== Data listing ==
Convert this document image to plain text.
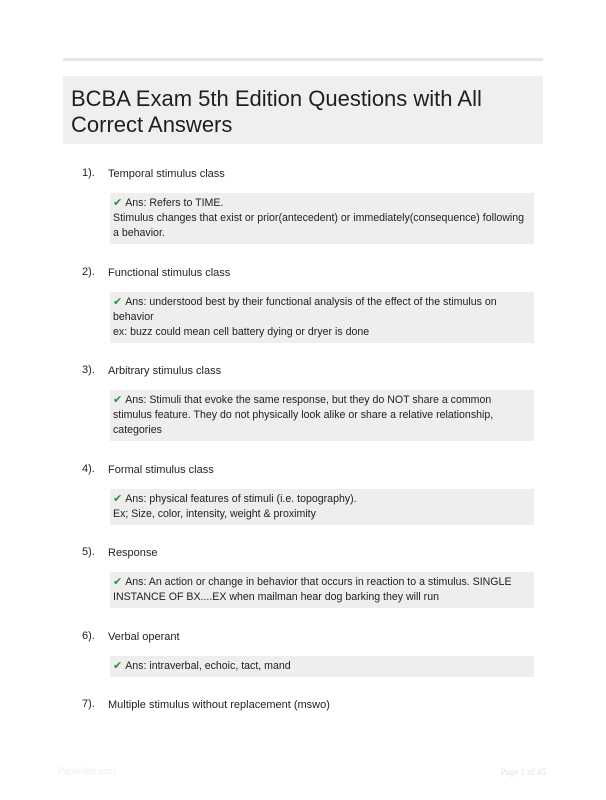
BCBA Exam 5th Edition Questions with All Correct Answers
1). Temporal stimulus class
✔ Ans: Refers to TIME.
Stimulus changes that exist or prior(antecedent) or immediately(consequence) following
a behavior.
2). Functional stimulus class
✔ Ans: understood best by their functional analysis of the effect of the stimulus on
behavior
ex: buzz could mean cell battery dying or dryer is done
3). Arbitrary stimulus class
✔ Ans: Stimuli that evoke the same response, but they do NOT share a common
stimulus feature. They do not physically look alike or share a relative relationship,
categories
4). Formal stimulus class
✔ Ans: physical features of stimuli (i.e. topography).
Ex; Size, color, intensity, weight & proximity
5). Response
✔ Ans: An action or change in behavior that occurs in reaction to a stimulus. SINGLE
INSTANCE OF BX....EX when mailman hear dog barking they will run
6). Verbal operant
✔ Ans: intraverbal, echoic, tact, mand
7). Multiple stimulus without replacement (mswo)
Paperlibe.com	Page 1 of 45
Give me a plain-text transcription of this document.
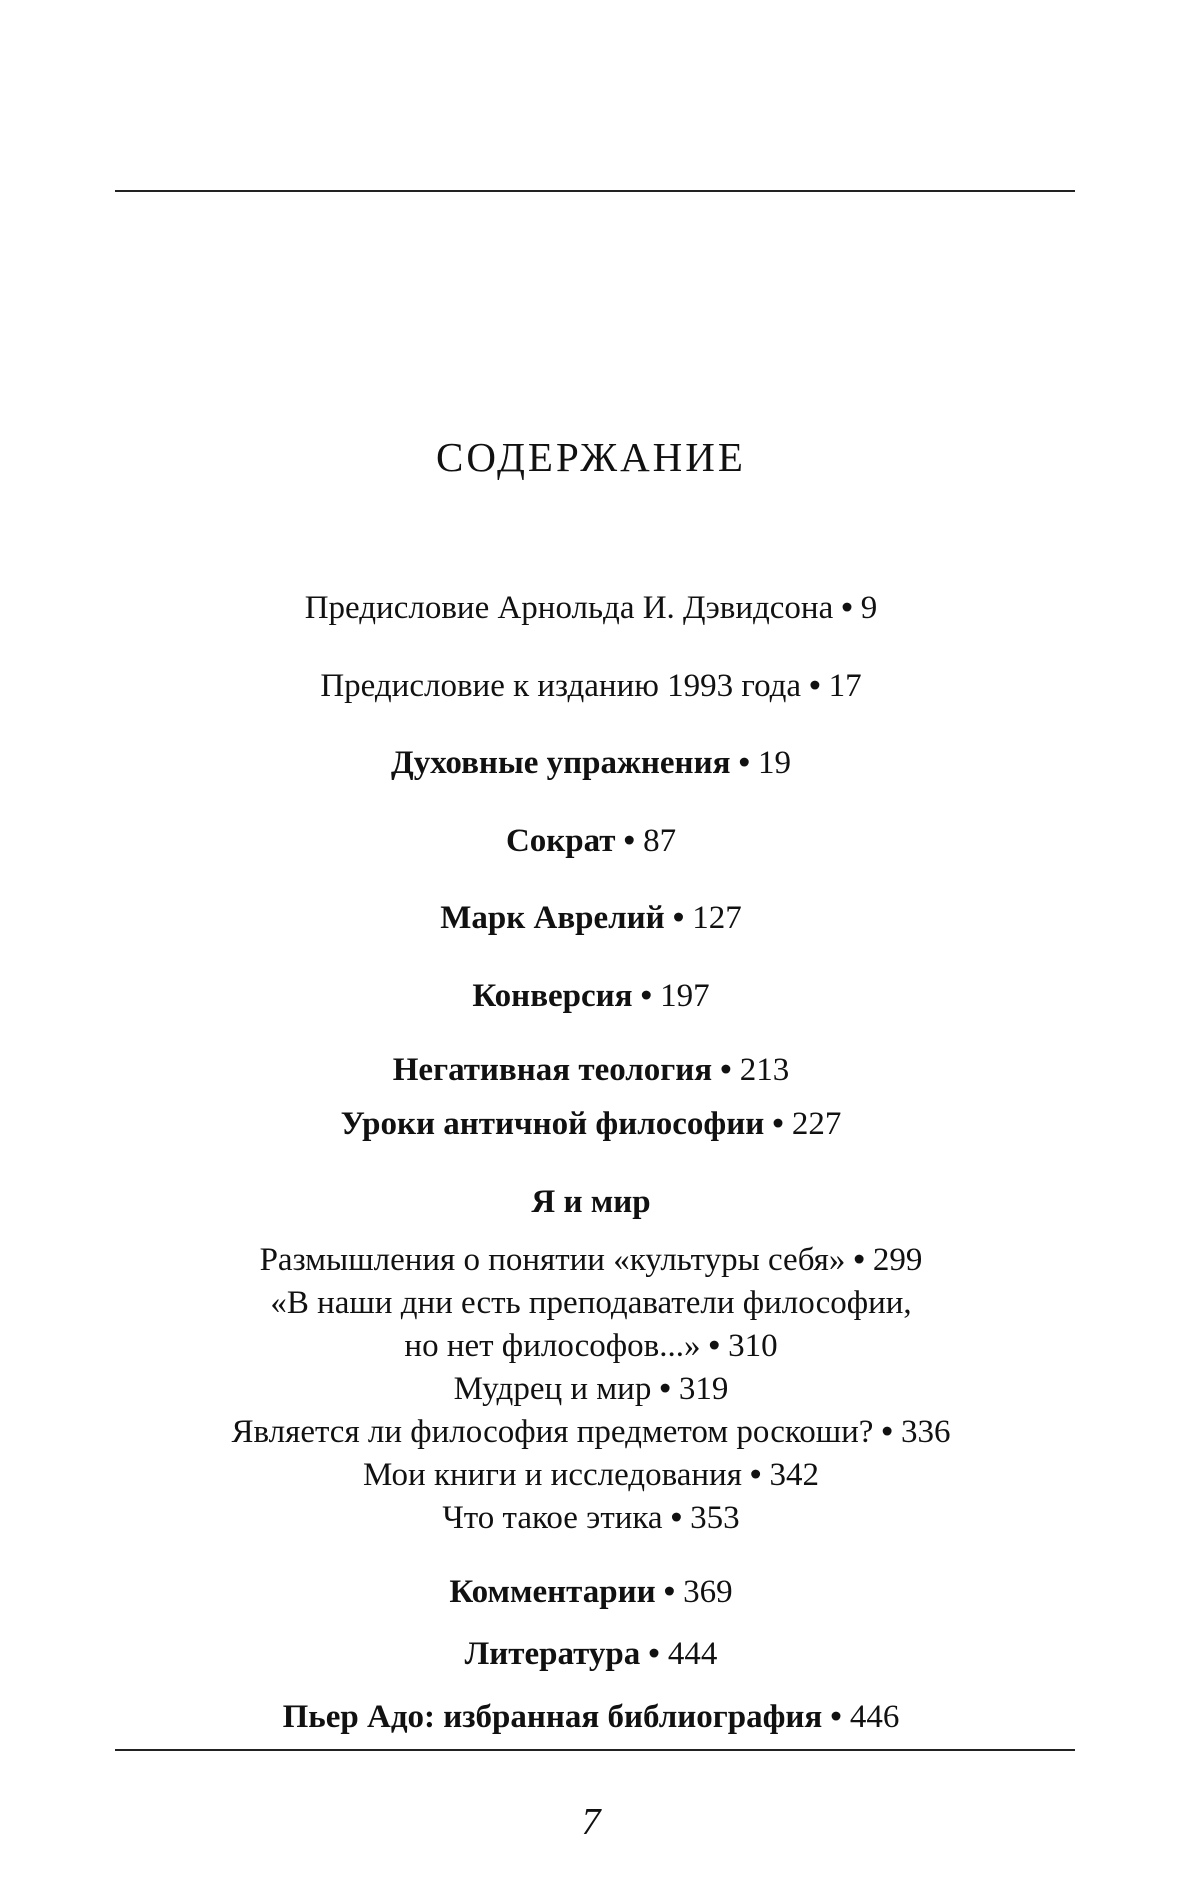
СОДЕРЖАНИЕ
Предисловие Арнольда И. Дэвидсона • 9
Предисловие к изданию 1993 года • 17
Духовные упражнения • 19
Сократ • 87
Марк Аврелий • 127
Конверсия • 197
Негативная теология • 213
Уроки античной философии • 227
Я и мир
Размышления о понятии «культуры себя» • 299
«В наши дни есть преподаватели философии,
но нет философов...» • 310
Мудрец и мир • 319
Является ли философия предметом роскоши? • 336
Мои книги и исследования • 342
Что такое этика • 353
Комментарии • 369
Литература • 444
Пьер Адо: избранная библиография • 446
7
===
**Problem to work on:**
Output exactly the lines from the one containing "Give me a plain-text" through the last line of the records above, both included, leaving out any pictures.

**Answer:**
Give me a plain-text transcription of this document.
СОДЕРЖАНИЕ
Предисловие Арнольда И. Дэвидсона • 9
Предисловие к изданию 1993 года • 17
Духовные упражнения • 19
Сократ • 87
Марк Аврелий • 127
Конверсия • 197
Негативная теология • 213
Уроки античной философии • 227
Я и мир
Размышления о понятии «культуры себя» • 299
«В наши дни есть преподаватели философии,
но нет философов...» • 310
Мудрец и мир • 319
Является ли философия предметом роскоши? • 336
Мои книги и исследования • 342
Что такое этика • 353
Комментарии • 369
Литература • 444
Пьер Адо: избранная библиография • 446
7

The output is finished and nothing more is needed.